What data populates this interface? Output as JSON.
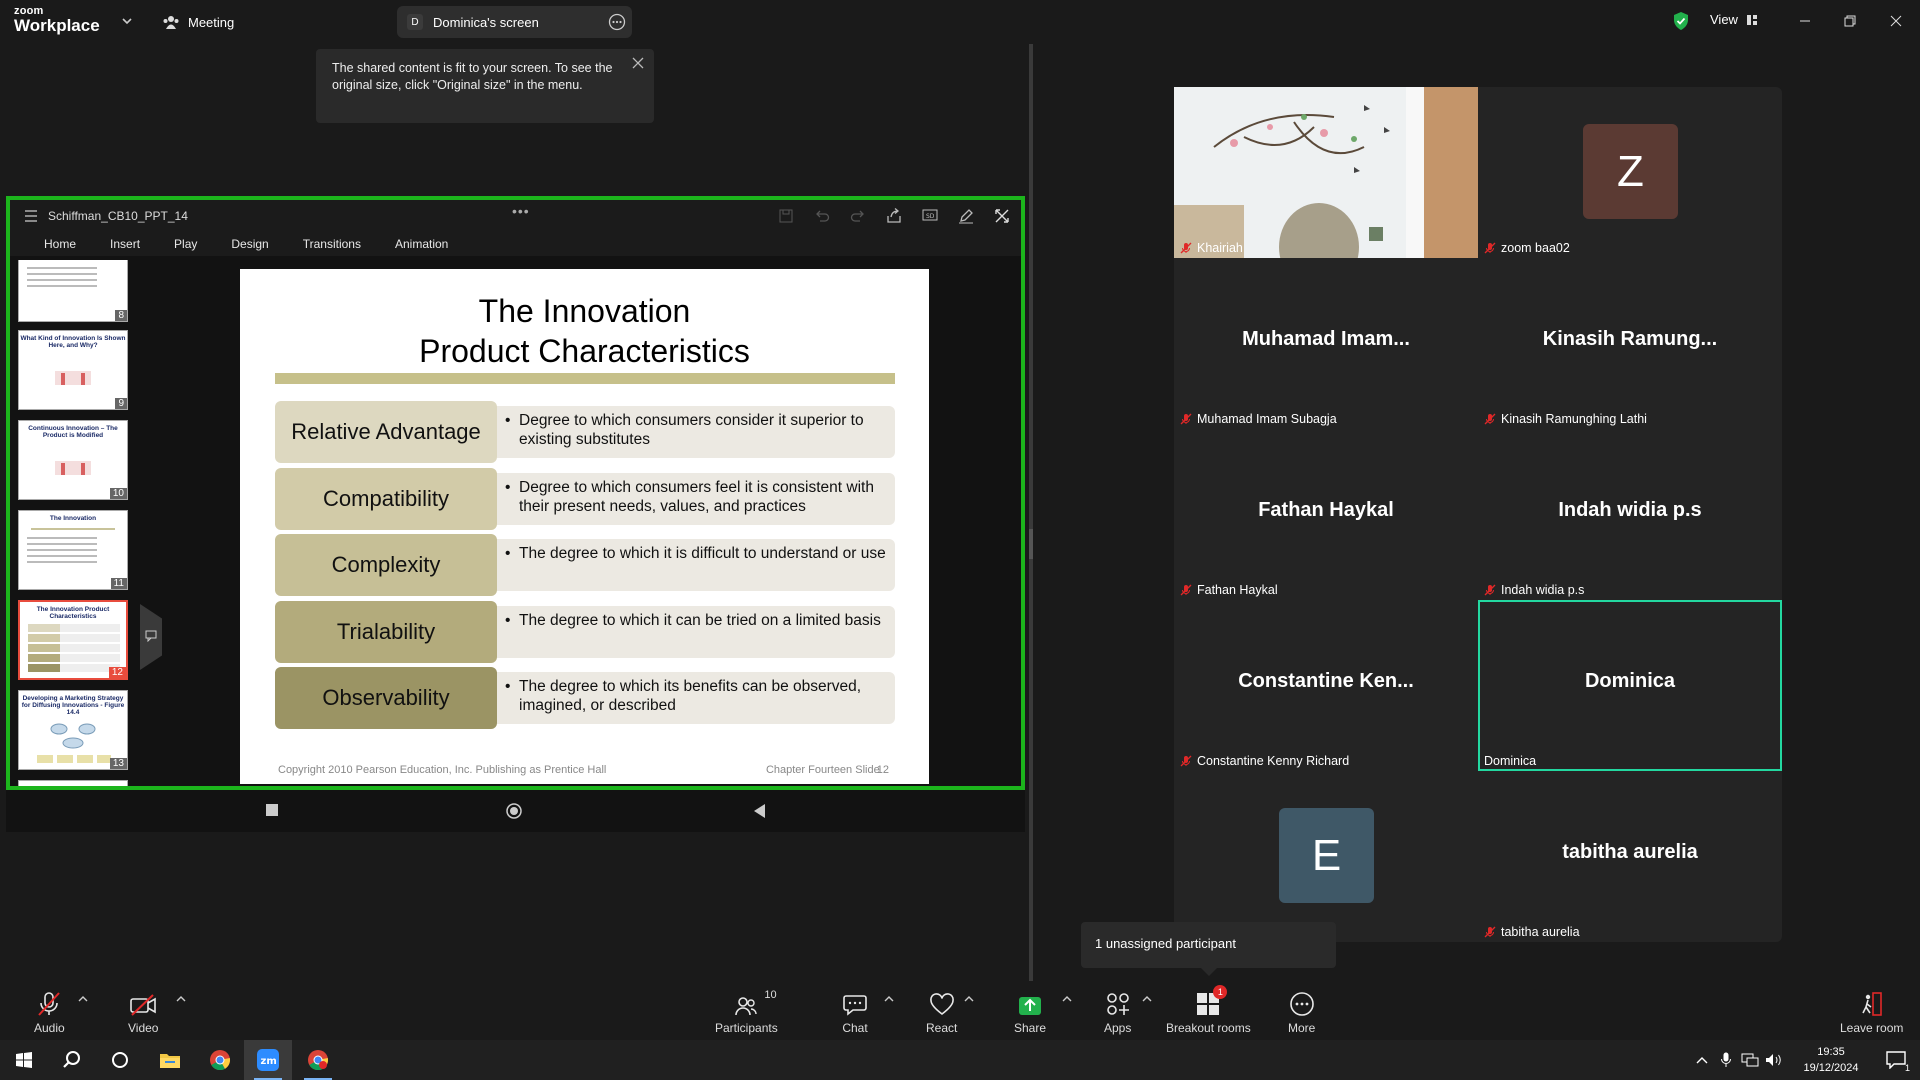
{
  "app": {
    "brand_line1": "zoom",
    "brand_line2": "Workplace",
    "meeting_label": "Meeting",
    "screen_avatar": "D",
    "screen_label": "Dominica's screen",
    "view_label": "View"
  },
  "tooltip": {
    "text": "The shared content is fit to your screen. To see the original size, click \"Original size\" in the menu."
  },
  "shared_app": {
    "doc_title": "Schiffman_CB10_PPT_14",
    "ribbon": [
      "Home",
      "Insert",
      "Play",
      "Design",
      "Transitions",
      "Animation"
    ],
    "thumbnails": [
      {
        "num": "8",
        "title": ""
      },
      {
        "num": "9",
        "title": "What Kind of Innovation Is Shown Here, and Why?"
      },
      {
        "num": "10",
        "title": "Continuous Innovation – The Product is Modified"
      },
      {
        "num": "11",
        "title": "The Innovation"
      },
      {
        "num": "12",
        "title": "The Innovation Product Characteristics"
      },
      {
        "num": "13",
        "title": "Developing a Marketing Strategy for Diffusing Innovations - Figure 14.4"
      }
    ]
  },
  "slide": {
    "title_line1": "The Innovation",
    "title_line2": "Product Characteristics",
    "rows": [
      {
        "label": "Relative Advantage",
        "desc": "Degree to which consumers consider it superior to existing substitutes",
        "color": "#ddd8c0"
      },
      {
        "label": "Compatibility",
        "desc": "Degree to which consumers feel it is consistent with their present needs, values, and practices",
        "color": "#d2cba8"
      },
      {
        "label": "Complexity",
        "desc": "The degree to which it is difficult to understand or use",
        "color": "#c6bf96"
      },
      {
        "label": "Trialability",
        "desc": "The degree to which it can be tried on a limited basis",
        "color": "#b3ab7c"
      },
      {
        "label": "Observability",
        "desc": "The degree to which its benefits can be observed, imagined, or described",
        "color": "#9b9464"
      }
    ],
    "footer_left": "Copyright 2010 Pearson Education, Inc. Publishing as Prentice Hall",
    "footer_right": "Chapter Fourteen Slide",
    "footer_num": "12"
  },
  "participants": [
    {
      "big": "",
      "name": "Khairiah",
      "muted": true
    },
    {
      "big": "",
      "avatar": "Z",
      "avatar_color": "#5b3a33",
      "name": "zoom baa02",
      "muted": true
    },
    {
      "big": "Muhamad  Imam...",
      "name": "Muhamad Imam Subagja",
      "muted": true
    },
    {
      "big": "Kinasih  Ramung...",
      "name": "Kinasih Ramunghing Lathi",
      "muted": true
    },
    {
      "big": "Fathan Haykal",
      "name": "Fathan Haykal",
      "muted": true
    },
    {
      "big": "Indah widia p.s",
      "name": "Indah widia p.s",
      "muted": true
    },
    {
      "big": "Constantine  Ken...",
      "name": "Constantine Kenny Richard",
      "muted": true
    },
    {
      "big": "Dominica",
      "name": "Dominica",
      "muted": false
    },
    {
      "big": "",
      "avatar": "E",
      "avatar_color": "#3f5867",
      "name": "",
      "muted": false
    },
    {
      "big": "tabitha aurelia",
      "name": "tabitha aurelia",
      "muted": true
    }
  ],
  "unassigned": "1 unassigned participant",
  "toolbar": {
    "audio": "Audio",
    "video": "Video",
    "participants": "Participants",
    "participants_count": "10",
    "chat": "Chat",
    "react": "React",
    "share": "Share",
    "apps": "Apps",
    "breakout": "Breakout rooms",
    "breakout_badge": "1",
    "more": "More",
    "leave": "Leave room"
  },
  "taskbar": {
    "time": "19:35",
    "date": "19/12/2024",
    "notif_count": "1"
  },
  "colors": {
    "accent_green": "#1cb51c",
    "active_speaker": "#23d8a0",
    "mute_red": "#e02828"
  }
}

☆ ☆ ☆ ☆

### EXERCISE AIM
State the count of lines holding the string "Constantine" in the listing above, and nothing else.

### IN RESPONSE
2